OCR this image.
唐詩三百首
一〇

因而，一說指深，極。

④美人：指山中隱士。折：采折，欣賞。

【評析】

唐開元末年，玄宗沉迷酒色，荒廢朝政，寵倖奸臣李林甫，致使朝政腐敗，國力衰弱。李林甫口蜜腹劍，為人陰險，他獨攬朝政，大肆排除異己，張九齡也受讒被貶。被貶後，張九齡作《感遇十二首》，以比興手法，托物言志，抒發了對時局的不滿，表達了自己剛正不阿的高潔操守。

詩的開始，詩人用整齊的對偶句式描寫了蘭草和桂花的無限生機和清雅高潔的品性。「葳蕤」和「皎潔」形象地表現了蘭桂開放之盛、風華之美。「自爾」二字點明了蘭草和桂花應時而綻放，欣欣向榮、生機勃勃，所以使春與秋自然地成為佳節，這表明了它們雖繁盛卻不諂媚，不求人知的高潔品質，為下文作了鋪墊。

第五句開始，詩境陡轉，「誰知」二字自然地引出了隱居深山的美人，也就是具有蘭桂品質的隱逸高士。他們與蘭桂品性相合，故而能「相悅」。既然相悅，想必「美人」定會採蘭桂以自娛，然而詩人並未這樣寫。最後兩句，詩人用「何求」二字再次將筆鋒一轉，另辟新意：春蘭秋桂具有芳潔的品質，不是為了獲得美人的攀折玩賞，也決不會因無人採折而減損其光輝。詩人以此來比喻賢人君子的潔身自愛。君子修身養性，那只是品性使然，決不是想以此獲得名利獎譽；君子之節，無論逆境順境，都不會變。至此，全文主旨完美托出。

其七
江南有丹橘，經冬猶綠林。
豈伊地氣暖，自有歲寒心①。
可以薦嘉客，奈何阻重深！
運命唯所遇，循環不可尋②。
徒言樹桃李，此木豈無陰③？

* Exercise
Give the listing again, word for word.

* Response to the task
OCR this image.
唐詩三百首
一〇

因而，一說指深，極。

④美人：指山中隱士。折：采折，欣賞。

【評析】

唐開元末年，玄宗沉迷酒色，荒廢朝政，寵倖奸臣李林甫，致使朝政腐敗，國力衰弱。李林甫口蜜腹劍，為人陰險，他獨攬朝政，大肆排除異己，張九齡也受讒被貶。被貶後，張九齡作《感遇十二首》，以比興手法，托物言志，抒發了對時局的不滿，表達了自己剛正不阿的高潔操守。

詩的開始，詩人用整齊的對偶句式描寫了蘭草和桂花的無限生機和清雅高潔的品性。「葳蕤」和「皎潔」形象地表現了蘭桂開放之盛、風華之美。「自爾」二字點明了蘭草和桂花應時而綻放，欣欣向榮、生機勃勃，所以使春與秋自然地成為佳節，這表明了它們雖繁盛卻不諂媚，不求人知的高潔品質，為下文作了鋪墊。

第五句開始，詩境陡轉，「誰知」二字自然地引出了隱居深山的美人，也就是具有蘭桂品質的隱逸高士。他們與蘭桂品性相合，故而能「相悅」。既然相悅，想必「美人」定會採蘭桂以自娛，然而詩人並未這樣寫。最後兩句，詩人用「何求」二字再次將筆鋒一轉，另辟新意：春蘭秋桂具有芳潔的品質，不是為了獲得美人的攀折玩賞，也決不會因無人採折而減損其光輝。詩人以此來比喻賢人君子的潔身自愛。君子修身養性，那只是品性使然，決不是想以此獲得名利獎譽；君子之節，無論逆境順境，都不會變。至此，全文主旨完美托出。

其七
江南有丹橘，經冬猶綠林。
豈伊地氣暖，自有歲寒心①。
可以薦嘉客，奈何阻重深！
運命唯所遇，循環不可尋②。
徒言樹桃李，此木豈無陰③？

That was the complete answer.